## Task instructions
**1)** For the sermon passage on suffering, decide whether each statement agrees with it, answering yes or no and quoting the words that settle it. (a) Randy Norfleet lost consciousness in the ambulance. (b) The passage names three kinds of believers. (c) According to the writer, a week rarely goes by without someone having a crisis.
**2)** Translate this sentence from the sermon passage on suffering into Spanish: "God created us to live in dependence on Him, but that is sometimes hard to do when everything is going great."

## Extract to read
No one wanted to identify with this condemned man, and people who he thought to be friends were nowhere to be found. So he sits as a condemned man waiting to die in the worst conditions a Roman prison could offer.

Suffering has not gone away. I have been a pastor for long enough to know that a great part of ministry is in handling times of crisis. It would be a very rare thing to go through a week without someone having a crisis. But no matter how common they are, they are never easy to deal with.


1. Suffering teaches us to depend on God

Psalm 119: 67, “Before I was afflicted I went astray, but now I obey your word.”

Psalm 119:71, “It was good for me to be afflicted so that I might learn your decrees. “

God created us to live in dependence on Him, but that is sometimes hard to do when everything is going great. Suffering brings us back to depend on God.

Marine Corps recruiter Randy Norfleet survived the Oklahoma City bombing despite losing 40 percent of his blood and needing 250 stitches to close his wounds. He never lost consciousness in the ambulance because he was too busy praying prayers of thanksgiving for his survival. When doctors said he would probably lose the sight in his right eye, Mr. Norfleet said, " Through all this I’ve been brought closer to God. I’ve become more dependent on Him and less on myself."

Suffering does the same for us. Sometimes it brings a "one day at a time-ness" to our survival. We get to the point where depend on the Lord for the next day or the next hour.


It is not hard to say God is good and to mean it when you have just gotten a big raise or have been promoted to the position that you wanted. It is not so easy, however, to really feel that God is good when everything around you seems to be crumbling to the ground. That is when your Christianity is on trial.

When you look at the book of 2 Timothy, you read the words of a true man of God. There are no regrets. There’s no poor me, only a triumphant message from a man who believed what he said that he believed.

2 Timothy 4:6-8, “For I am already being poured out like a drink offering, and the time has come for my departure. 7I have fought the good fight, I have finished the race, I have kept the faith. 8Now there is in store for me the crown of righteousness, which the Lord, the righteous Judge, will award to me on that day—and not only to me, but also to all who have longed for his appearing.”

It has been said that there are three different kinds of believers: "if," "because," and "regardless."

An "if" believer follows God if he receives blessings and rewards. He waits to see what God will do first, then decides whether or not to respond in obedience.

A "because" believer follows God because God blesses and rewards him. He has seen the connection between his obedience and God’s blessing, and he wants to keep it going.

## Data section

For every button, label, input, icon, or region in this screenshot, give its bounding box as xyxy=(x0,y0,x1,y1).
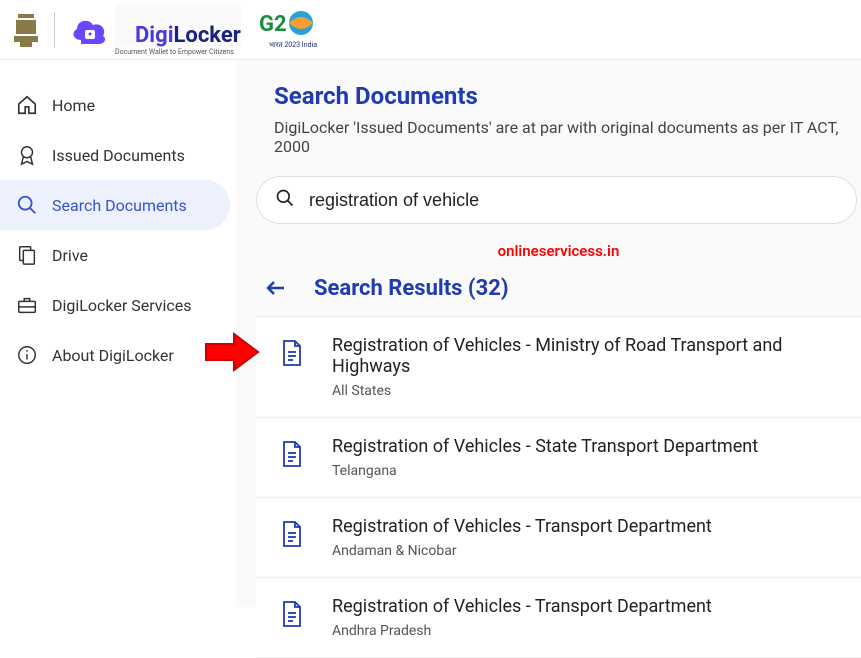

## Solved tasks
**1)**
(a) No: "He never lost consciousness in the ambulance"
(b) Yes: "there are three different kinds of believers"
(c) Yes: "It would be a very rare thing to go through a week without someone having a crisis."

**2)** Dios nos creó para vivir en dependencia de Él, pero a veces eso es difícil de hacer cuando todo va de maravilla.